# The exercise
Identify every line of the data containing the string "Amplitude" and copy each of those lines in full.

# Dataset records
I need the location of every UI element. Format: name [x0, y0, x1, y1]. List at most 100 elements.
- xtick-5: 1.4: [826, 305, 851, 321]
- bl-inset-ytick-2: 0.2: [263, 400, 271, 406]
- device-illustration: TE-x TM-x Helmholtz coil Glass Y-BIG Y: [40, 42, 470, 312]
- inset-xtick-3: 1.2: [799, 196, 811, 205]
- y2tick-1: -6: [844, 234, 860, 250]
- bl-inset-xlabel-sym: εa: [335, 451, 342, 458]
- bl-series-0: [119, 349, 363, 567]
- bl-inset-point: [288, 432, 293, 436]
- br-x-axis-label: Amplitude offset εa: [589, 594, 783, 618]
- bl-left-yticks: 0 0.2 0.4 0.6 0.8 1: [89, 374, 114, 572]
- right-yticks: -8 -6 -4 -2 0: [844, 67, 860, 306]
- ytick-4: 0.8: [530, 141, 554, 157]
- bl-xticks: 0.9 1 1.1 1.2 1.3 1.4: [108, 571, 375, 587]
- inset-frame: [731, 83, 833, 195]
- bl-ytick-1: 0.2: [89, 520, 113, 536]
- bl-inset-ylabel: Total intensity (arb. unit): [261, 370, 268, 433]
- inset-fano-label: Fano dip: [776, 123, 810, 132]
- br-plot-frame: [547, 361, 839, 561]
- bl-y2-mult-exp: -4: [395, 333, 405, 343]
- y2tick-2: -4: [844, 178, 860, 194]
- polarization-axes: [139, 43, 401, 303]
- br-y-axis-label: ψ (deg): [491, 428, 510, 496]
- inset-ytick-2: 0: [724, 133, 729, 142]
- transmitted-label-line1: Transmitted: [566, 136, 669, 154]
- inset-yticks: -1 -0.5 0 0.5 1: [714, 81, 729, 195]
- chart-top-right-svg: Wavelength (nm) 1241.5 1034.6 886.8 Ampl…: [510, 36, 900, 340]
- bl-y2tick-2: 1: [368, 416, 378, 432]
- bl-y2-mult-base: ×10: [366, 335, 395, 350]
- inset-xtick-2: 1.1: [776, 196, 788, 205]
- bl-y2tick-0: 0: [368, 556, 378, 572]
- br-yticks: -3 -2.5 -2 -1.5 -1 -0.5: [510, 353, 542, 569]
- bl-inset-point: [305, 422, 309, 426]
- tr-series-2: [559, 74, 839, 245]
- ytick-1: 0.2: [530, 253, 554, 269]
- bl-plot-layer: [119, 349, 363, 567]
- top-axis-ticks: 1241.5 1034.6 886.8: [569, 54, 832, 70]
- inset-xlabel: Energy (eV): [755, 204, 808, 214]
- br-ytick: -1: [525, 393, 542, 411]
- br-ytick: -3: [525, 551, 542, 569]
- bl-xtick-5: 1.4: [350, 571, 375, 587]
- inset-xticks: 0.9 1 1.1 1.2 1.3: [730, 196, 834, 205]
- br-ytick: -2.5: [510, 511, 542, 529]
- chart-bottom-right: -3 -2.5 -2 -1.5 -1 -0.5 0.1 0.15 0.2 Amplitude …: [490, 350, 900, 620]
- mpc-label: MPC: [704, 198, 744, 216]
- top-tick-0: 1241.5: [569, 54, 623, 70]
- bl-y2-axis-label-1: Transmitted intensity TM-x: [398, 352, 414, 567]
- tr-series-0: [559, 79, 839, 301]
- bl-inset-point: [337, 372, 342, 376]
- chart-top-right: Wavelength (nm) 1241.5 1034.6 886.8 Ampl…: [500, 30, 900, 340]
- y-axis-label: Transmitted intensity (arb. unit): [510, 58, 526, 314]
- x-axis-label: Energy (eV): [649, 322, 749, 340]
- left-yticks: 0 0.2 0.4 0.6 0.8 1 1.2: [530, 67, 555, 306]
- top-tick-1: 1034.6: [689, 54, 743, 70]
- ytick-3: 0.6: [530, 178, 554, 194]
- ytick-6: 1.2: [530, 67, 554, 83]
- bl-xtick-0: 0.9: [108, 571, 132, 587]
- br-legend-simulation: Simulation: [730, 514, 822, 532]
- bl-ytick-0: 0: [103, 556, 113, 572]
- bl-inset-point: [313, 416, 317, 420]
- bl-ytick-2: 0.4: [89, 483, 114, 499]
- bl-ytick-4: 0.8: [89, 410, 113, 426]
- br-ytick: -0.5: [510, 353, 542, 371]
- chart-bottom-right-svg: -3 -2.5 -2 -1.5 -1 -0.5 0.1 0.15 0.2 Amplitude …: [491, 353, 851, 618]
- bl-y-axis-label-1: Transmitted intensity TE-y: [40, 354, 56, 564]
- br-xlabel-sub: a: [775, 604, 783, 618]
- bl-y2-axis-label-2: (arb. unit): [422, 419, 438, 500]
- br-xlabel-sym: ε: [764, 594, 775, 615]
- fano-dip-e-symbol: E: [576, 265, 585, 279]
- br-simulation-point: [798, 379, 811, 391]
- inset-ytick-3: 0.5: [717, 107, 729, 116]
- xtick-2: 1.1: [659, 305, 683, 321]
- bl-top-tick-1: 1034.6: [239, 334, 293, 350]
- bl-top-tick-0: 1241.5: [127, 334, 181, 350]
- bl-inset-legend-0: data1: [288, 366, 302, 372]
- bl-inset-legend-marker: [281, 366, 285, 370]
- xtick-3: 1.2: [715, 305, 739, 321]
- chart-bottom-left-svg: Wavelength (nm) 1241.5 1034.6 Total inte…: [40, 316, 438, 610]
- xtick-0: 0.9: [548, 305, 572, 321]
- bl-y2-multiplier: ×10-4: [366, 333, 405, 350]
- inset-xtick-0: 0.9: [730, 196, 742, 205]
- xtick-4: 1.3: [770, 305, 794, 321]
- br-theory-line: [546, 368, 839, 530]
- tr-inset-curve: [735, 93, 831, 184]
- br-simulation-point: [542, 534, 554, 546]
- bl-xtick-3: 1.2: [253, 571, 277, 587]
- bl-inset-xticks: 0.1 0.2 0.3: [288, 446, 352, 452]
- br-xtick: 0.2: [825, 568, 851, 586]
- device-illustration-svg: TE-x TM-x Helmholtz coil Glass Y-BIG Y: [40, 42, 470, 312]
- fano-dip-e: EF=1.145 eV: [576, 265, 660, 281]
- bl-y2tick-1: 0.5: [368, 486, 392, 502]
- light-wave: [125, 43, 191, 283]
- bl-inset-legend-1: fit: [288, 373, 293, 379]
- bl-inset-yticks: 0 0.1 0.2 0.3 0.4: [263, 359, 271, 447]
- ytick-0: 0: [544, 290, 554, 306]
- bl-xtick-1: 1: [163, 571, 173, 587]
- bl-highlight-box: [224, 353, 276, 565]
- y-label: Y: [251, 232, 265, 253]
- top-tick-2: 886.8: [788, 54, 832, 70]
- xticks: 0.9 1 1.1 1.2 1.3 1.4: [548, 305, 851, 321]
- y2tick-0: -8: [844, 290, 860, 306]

# Written solution
- br-x-axis-label: Amplitude offset εa: [589, 594, 783, 618]
- chart-bottom-right: -3 -2.5 -2 -1.5 -1 -0.5 0.1 0.15 0.2 Amplitude …: [490, 350, 900, 620]
- chart-bottom-right-svg: -3 -2.5 -2 -1.5 -1 -0.5 0.1 0.15 0.2 Amplitude …: [491, 353, 851, 618]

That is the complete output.